━━━ INPUT FOR THIS TASK

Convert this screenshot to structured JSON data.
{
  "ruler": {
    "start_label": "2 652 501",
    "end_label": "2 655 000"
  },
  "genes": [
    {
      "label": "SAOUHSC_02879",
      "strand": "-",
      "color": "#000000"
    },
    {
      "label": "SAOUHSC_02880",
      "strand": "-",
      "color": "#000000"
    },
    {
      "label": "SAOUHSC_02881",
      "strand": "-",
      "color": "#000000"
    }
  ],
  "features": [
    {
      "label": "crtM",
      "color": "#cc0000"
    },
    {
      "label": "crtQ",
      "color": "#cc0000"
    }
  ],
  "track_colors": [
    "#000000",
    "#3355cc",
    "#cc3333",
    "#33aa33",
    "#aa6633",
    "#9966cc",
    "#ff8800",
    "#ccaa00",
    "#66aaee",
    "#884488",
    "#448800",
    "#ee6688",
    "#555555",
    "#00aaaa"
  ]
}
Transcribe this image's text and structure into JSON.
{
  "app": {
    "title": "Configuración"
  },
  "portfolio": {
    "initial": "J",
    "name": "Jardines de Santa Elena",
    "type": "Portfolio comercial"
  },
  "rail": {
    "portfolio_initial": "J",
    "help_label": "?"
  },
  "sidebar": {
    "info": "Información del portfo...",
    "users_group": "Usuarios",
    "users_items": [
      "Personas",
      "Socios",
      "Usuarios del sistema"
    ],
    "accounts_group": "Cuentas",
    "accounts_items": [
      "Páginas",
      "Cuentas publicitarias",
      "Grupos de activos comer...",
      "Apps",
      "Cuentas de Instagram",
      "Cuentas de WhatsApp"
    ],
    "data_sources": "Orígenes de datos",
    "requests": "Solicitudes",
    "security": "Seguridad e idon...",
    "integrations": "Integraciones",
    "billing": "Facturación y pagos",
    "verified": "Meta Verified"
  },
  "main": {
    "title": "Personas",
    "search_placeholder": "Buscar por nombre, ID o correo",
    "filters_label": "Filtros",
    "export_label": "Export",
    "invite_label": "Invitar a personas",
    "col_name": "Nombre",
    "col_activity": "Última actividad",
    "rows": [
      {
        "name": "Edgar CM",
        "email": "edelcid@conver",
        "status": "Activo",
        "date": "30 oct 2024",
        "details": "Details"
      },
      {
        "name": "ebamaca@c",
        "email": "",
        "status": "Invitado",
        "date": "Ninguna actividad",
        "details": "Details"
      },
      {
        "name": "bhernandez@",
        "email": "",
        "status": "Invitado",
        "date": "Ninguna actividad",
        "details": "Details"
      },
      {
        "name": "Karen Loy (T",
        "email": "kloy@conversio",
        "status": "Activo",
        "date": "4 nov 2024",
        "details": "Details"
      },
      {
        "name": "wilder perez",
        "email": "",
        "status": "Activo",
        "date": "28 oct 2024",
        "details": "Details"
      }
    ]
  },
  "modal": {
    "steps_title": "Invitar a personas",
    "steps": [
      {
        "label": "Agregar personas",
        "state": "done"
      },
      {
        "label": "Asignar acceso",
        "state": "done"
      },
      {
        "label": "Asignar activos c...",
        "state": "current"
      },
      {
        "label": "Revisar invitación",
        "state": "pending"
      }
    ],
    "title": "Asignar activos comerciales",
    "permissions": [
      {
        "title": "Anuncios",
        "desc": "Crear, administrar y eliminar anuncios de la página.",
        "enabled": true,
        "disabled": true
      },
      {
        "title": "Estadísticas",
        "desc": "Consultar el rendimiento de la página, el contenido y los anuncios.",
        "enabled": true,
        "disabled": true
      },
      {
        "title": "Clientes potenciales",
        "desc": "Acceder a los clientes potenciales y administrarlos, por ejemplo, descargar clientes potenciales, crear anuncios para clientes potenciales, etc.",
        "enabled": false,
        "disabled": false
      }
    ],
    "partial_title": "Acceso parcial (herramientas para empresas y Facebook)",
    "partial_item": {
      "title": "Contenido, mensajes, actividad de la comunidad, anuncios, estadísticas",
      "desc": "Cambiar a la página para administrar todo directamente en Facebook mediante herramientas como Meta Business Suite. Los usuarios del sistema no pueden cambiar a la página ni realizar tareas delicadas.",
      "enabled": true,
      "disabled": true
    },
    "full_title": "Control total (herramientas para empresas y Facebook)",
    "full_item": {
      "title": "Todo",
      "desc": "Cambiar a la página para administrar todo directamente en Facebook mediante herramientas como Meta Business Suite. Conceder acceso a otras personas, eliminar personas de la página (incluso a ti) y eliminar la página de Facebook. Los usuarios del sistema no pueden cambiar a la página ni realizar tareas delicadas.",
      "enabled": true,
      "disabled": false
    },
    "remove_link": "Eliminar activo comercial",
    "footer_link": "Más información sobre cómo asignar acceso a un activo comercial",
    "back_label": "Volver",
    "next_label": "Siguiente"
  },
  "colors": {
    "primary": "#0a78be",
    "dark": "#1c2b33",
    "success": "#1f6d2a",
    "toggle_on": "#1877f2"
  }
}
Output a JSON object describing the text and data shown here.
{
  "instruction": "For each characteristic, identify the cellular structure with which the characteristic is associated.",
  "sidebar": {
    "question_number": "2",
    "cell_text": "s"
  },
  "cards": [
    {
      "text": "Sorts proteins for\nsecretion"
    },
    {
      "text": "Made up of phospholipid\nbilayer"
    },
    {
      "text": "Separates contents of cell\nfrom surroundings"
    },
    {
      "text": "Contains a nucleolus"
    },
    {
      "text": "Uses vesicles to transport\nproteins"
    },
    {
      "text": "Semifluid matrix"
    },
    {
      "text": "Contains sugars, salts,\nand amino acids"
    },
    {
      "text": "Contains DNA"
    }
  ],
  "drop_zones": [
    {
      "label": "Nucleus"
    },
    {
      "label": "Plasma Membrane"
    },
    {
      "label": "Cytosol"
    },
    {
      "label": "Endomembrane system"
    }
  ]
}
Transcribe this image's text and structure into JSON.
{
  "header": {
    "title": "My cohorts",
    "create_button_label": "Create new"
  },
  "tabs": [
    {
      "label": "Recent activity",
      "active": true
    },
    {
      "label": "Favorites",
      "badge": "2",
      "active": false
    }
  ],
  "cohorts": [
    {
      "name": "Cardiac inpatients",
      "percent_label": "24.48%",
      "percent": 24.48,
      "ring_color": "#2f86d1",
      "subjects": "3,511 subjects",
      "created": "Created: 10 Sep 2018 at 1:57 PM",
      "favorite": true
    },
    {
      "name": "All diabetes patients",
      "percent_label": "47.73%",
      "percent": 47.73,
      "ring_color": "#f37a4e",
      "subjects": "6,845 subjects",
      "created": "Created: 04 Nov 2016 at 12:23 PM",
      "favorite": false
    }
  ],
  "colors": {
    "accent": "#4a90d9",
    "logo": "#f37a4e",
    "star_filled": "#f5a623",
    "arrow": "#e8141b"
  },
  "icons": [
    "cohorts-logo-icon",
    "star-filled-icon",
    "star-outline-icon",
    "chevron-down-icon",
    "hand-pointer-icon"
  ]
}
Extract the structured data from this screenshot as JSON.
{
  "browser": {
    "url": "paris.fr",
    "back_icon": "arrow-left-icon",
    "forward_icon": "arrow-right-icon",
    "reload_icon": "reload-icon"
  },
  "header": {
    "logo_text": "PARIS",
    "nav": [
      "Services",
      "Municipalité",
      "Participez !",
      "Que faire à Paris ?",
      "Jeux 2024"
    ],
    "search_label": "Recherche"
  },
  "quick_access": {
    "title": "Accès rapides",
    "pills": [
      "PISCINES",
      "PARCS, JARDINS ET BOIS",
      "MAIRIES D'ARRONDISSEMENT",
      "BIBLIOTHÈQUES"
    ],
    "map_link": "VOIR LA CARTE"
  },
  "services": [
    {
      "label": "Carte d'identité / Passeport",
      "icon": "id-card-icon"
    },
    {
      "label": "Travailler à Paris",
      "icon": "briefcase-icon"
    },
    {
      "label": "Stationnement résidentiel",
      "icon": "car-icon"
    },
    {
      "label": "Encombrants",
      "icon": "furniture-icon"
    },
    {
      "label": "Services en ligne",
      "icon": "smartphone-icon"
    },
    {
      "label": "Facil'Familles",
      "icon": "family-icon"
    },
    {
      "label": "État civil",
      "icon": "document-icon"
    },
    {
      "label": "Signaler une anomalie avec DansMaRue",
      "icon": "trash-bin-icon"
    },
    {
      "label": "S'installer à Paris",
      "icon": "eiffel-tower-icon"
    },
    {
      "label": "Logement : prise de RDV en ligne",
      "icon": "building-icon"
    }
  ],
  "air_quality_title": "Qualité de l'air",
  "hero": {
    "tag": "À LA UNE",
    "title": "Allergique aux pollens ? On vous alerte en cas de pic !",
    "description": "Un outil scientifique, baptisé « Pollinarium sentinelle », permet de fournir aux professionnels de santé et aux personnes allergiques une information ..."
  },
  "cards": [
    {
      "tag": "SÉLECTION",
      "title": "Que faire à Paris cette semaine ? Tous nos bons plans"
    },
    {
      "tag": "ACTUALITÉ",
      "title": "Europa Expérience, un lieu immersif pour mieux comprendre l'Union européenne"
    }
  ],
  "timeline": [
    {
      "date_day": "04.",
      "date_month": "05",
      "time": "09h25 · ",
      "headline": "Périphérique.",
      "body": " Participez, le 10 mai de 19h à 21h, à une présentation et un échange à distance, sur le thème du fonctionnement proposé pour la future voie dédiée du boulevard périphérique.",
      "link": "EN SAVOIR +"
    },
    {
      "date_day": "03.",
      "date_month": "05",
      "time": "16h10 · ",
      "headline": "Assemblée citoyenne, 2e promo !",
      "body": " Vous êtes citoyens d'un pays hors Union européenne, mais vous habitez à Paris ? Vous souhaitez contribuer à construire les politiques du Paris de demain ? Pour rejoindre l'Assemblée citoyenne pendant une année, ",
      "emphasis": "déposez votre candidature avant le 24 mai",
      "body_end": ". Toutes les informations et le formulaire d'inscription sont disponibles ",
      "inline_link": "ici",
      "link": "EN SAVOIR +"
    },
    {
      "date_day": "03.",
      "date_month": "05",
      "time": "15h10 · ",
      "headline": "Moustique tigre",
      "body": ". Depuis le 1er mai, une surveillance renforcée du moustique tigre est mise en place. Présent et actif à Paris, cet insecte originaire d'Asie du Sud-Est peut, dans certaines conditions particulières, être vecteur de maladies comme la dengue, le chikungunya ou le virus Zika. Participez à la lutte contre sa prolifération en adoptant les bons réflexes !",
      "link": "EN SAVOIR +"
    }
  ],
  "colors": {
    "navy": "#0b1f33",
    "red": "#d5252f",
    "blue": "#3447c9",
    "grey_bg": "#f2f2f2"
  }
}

━━━━━━

§ TASK BRIEF
Wherever "false" occurs in the entries above, copy the line it sits on.

§ WRITTEN SOLUTION
        "enabled": false,
        "disabled": false
      "disabled": false
      "active": false
      "favorite": false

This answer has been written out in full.